> Objective:
Look at each line of the records and count those with "这是一封含表格的测试邮件" in them. Please answer with the count alone.

> Supplied material:
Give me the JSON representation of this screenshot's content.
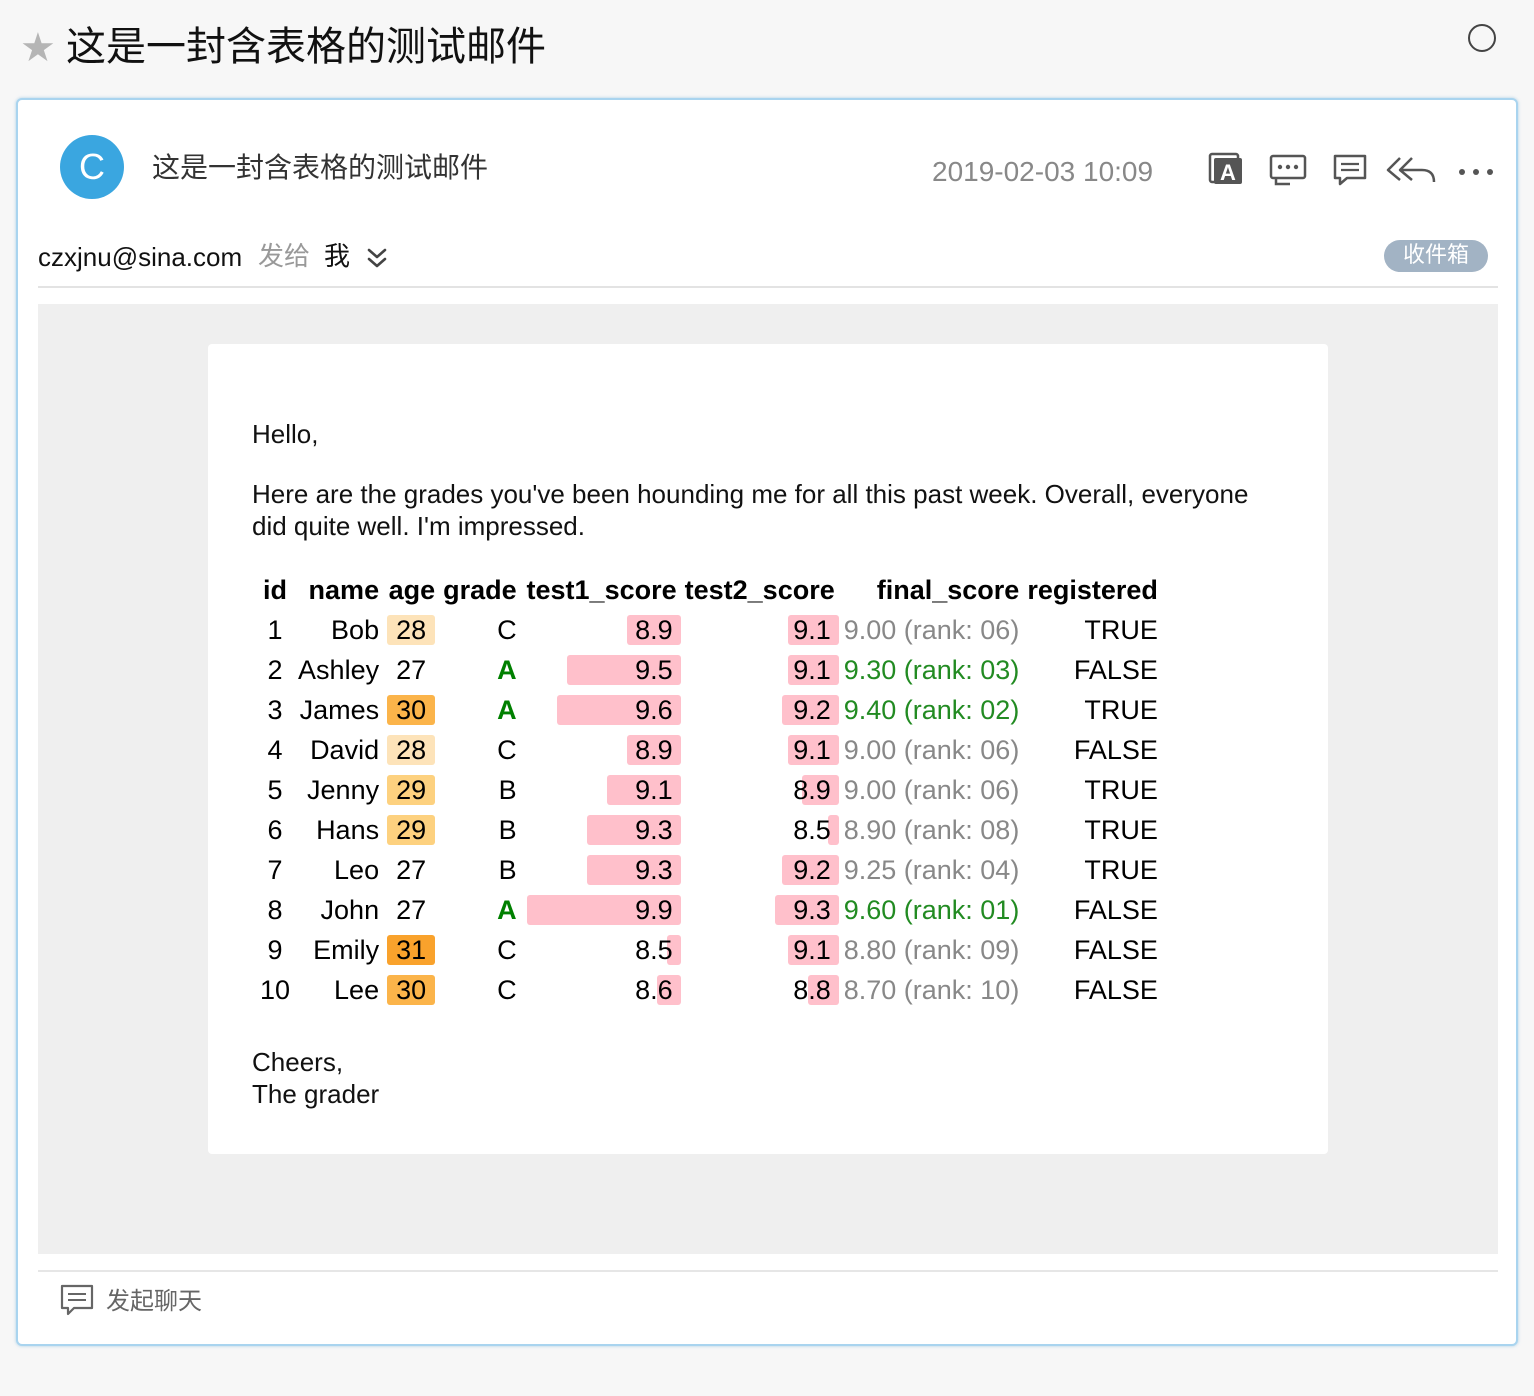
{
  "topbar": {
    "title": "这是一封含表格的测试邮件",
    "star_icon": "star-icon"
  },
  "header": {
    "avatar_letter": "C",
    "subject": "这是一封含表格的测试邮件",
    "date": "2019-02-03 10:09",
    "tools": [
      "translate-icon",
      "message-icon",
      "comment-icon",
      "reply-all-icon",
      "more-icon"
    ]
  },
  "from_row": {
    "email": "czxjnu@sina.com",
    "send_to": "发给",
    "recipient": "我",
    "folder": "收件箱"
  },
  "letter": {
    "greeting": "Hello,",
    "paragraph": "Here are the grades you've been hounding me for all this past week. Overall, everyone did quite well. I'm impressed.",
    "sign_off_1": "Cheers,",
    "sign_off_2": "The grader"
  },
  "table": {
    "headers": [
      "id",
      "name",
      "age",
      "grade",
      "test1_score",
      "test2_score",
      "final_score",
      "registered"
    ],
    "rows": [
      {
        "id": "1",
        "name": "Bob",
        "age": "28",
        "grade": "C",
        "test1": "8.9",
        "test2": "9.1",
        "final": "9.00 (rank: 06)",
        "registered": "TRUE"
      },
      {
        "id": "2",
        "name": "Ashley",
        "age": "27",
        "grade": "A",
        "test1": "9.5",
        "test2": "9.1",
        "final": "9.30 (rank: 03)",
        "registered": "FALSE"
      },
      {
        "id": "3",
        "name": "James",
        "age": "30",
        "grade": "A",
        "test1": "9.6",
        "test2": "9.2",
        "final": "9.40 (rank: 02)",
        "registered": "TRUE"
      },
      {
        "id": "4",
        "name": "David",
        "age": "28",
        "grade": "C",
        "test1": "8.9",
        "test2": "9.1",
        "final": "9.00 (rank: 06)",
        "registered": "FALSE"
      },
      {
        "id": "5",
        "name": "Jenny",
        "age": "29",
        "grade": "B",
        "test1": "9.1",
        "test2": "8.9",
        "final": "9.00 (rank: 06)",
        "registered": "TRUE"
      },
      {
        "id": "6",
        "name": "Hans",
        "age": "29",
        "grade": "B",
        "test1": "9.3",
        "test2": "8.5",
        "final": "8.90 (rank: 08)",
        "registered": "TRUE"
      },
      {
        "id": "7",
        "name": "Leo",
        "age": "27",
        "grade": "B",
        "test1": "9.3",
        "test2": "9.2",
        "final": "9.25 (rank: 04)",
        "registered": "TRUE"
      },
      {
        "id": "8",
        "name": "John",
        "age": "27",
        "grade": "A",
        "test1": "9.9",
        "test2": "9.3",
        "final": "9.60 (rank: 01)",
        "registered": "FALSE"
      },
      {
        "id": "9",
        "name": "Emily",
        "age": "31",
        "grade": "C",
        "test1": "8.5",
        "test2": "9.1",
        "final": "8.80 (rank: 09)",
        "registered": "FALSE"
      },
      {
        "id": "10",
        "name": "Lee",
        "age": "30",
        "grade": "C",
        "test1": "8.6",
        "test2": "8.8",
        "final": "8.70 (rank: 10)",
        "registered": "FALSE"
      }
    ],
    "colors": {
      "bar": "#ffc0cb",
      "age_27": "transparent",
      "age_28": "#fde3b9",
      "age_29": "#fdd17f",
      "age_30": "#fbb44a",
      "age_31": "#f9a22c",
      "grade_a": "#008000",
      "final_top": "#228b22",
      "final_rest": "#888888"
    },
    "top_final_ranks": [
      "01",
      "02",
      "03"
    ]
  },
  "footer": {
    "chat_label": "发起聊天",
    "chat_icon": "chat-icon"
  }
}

> Correct response:
2